*Problem to work on*
Exact repetition, pictures omitted: give every record below again.
%%
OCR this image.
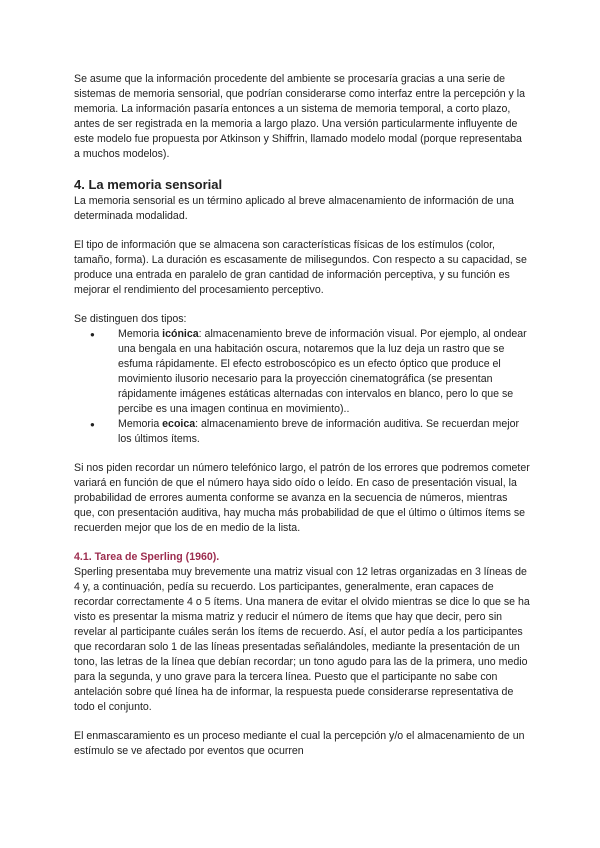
Se asume que la información procedente del ambiente se procesaría gracias a una serie de sistemas de memoria sensorial, que podrían considerarse como interfaz entre la percepción y la memoria. La información pasaría entonces a un sistema de memoria temporal, a corto plazo, antes de ser registrada en la memoria a largo plazo. Una versión particularmente influyente de este modelo fue propuesta por Atkinson y Shiffrin, llamado modelo modal (porque representaba a muchos modelos).

4. La memoria sensorial

La memoria sensorial es un término aplicado al breve almacenamiento de información de una determinada modalidad.

El tipo de información que se almacena son características físicas de los estímulos (color, tamaño, forma). La duración es escasamente de milisegundos. Con respecto a su capacidad, se produce una entrada en paralelo de gran cantidad de información perceptiva, y su función es mejorar el rendimiento del procesamiento perceptivo.

Se distinguen dos tipos:

● Memoria icónica: almacenamiento breve de información visual. Por ejemplo, al ondear una bengala en una habitación oscura, notaremos que la luz deja un rastro que se esfuma rápidamente. El efecto estroboscópico es un efecto óptico que produce el movimiento ilusorio necesario para la proyección cinematográfica (se presentan rápidamente imágenes estáticas alternadas con intervalos en blanco, pero lo que se percibe es una imagen continua en movimiento)..
● Memoria ecoica: almacenamiento breve de información auditiva. Se recuerdan mejor los últimos ítems.

Si nos piden recordar un número telefónico largo, el patrón de los errores que podremos cometer variará en función de que el número haya sido oído o leído. En caso de presentación visual, la probabilidad de errores aumenta conforme se avanza en la secuencia de números, mientras que, con presentación auditiva, hay mucha más probabilidad de que el último o últimos ítems se recuerden mejor que los de en medio de la lista.

4.1. Tarea de Sperling (1960).

Sperling presentaba muy brevemente una matriz visual con 12 letras organizadas en 3 líneas de 4 y, a continuación, pedía su recuerdo. Los participantes, generalmente, eran capaces de recordar correctamente 4 o 5 ítems. Una manera de evitar el olvido mientras se dice lo que se ha visto es presentar la misma matriz y reducir el número de ítems que hay que decir, pero sin revelar al participante cuáles serán los ítems de recuerdo. Así, el autor pedía a los participantes que recordaran solo 1 de las líneas presentadas señalándoles, mediante la presentación de un tono, las letras de la línea que debían recordar; un tono agudo para las de la primera, uno medio para la segunda, y uno grave para la tercera línea. Puesto que el participante no sabe con antelación sobre qué línea ha de informar, la respuesta puede considerarse representativa de todo el conjunto.

El enmascaramiento es un proceso mediante el cual la percepción y/o el almacenamiento de un estímulo se ve afectado por eventos que ocurren
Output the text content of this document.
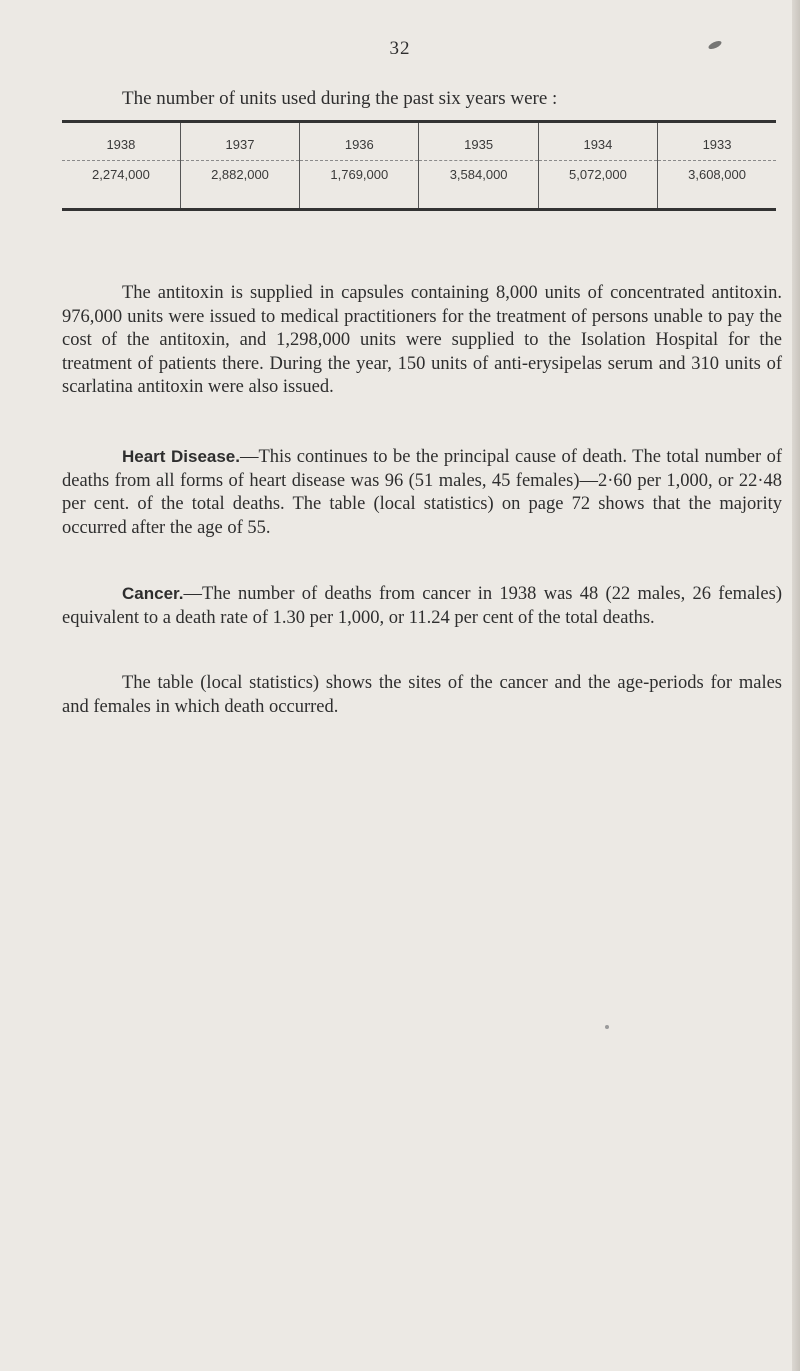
32
The number of units used during the past six years were :
1938	1937	1936	1935	1934	1933
2,274,000	2,882,000	1,769,000	3,584,000	5,072,000	3,608,000

The antitoxin is supplied in capsules containing 8,000 units of concentrated antitoxin. 976,000 units were issued to medical practitioners for the treatment of persons unable to pay the cost of the antitoxin, and 1,298,000 units were supplied to the Isolation Hospital for the treatment of patients there. During the year, 150 units of anti-erysipelas serum and 310 units of scarlatina antitoxin were also issued.

Heart Disease.—This continues to be the principal cause of death. The total number of deaths from all forms of heart disease was 96 (51 males, 45 females)—2·60 per 1,000, or 22·48 per cent. of the total deaths. The table (local statistics) on page 72 shows that the majority occurred after the age of 55.

Cancer.—The number of deaths from cancer in 1938 was 48 (22 males, 26 females) equivalent to a death rate of 1.30 per 1,000, or 11.24 per cent of the total deaths.

The table (local statistics) shows the sites of the cancer and the age-periods for males and females in which death occurred.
%%
*Solution below*
OCR this image.
Se asume que la información procedente del ambiente se procesaría gracias a una serie de sistemas de memoria sensorial, que podrían considerarse como interfaz entre la percepción y la memoria. La información pasaría entonces a un sistema de memoria temporal, a corto plazo, antes de ser registrada en la memoria a largo plazo. Una versión particularmente influyente de este modelo fue propuesta por Atkinson y Shiffrin, llamado modelo modal (porque representaba a muchos modelos).

4. La memoria sensorial

La memoria sensorial es un término aplicado al breve almacenamiento de información de una determinada modalidad.

El tipo de información que se almacena son características físicas de los estímulos (color, tamaño, forma). La duración es escasamente de milisegundos. Con respecto a su capacidad, se produce una entrada en paralelo de gran cantidad de información perceptiva, y su función es mejorar el rendimiento del procesamiento perceptivo.

Se distinguen dos tipos:

● Memoria icónica: almacenamiento breve de información visual. Por ejemplo, al ondear una bengala en una habitación oscura, notaremos que la luz deja un rastro que se esfuma rápidamente. El efecto estroboscópico es un efecto óptico que produce el movimiento ilusorio necesario para la proyección cinematográfica (se presentan rápidamente imágenes estáticas alternadas con intervalos en blanco, pero lo que se percibe es una imagen continua en movimiento)..
● Memoria ecoica: almacenamiento breve de información auditiva. Se recuerdan mejor los últimos ítems.

Si nos piden recordar un número telefónico largo, el patrón de los errores que podremos cometer variará en función de que el número haya sido oído o leído. En caso de presentación visual, la probabilidad de errores aumenta conforme se avanza en la secuencia de números, mientras que, con presentación auditiva, hay mucha más probabilidad de que el último o últimos ítems se recuerden mejor que los de en medio de la lista.

4.1. Tarea de Sperling (1960).

Sperling presentaba muy brevemente una matriz visual con 12 letras organizadas en 3 líneas de 4 y, a continuación, pedía su recuerdo. Los participantes, generalmente, eran capaces de recordar correctamente 4 o 5 ítems. Una manera de evitar el olvido mientras se dice lo que se ha visto es presentar la misma matriz y reducir el número de ítems que hay que decir, pero sin revelar al participante cuáles serán los ítems de recuerdo. Así, el autor pedía a los participantes que recordaran solo 1 de las líneas presentadas señalándoles, mediante la presentación de un tono, las letras de la línea que debían recordar; un tono agudo para las de la primera, uno medio para la segunda, y uno grave para la tercera línea. Puesto que el participante no sabe con antelación sobre qué línea ha de informar, la respuesta puede considerarse representativa de todo el conjunto.

El enmascaramiento es un proceso mediante el cual la percepción y/o el almacenamiento de un estímulo se ve afectado por eventos que ocurren
Output the text content of this document.
32
The number of units used during the past six years were :
1938	1937	1936	1935	1934	1933
2,274,000	2,882,000	1,769,000	3,584,000	5,072,000	3,608,000

The antitoxin is supplied in capsules containing 8,000 units of concentrated antitoxin. 976,000 units were issued to medical practitioners for the treatment of persons unable to pay the cost of the antitoxin, and 1,298,000 units were supplied to the Isolation Hospital for the treatment of patients there. During the year, 150 units of anti-erysipelas serum and 310 units of scarlatina antitoxin were also issued.

Heart Disease.—This continues to be the principal cause of death. The total number of deaths from all forms of heart disease was 96 (51 males, 45 females)—2·60 per 1,000, or 22·48 per cent. of the total deaths. The table (local statistics) on page 72 shows that the majority occurred after the age of 55.

Cancer.—The number of deaths from cancer in 1938 was 48 (22 males, 26 females) equivalent to a death rate of 1.30 per 1,000, or 11.24 per cent of the total deaths.

The table (local statistics) shows the sites of the cancer and the age-periods for males and females in which death occurred.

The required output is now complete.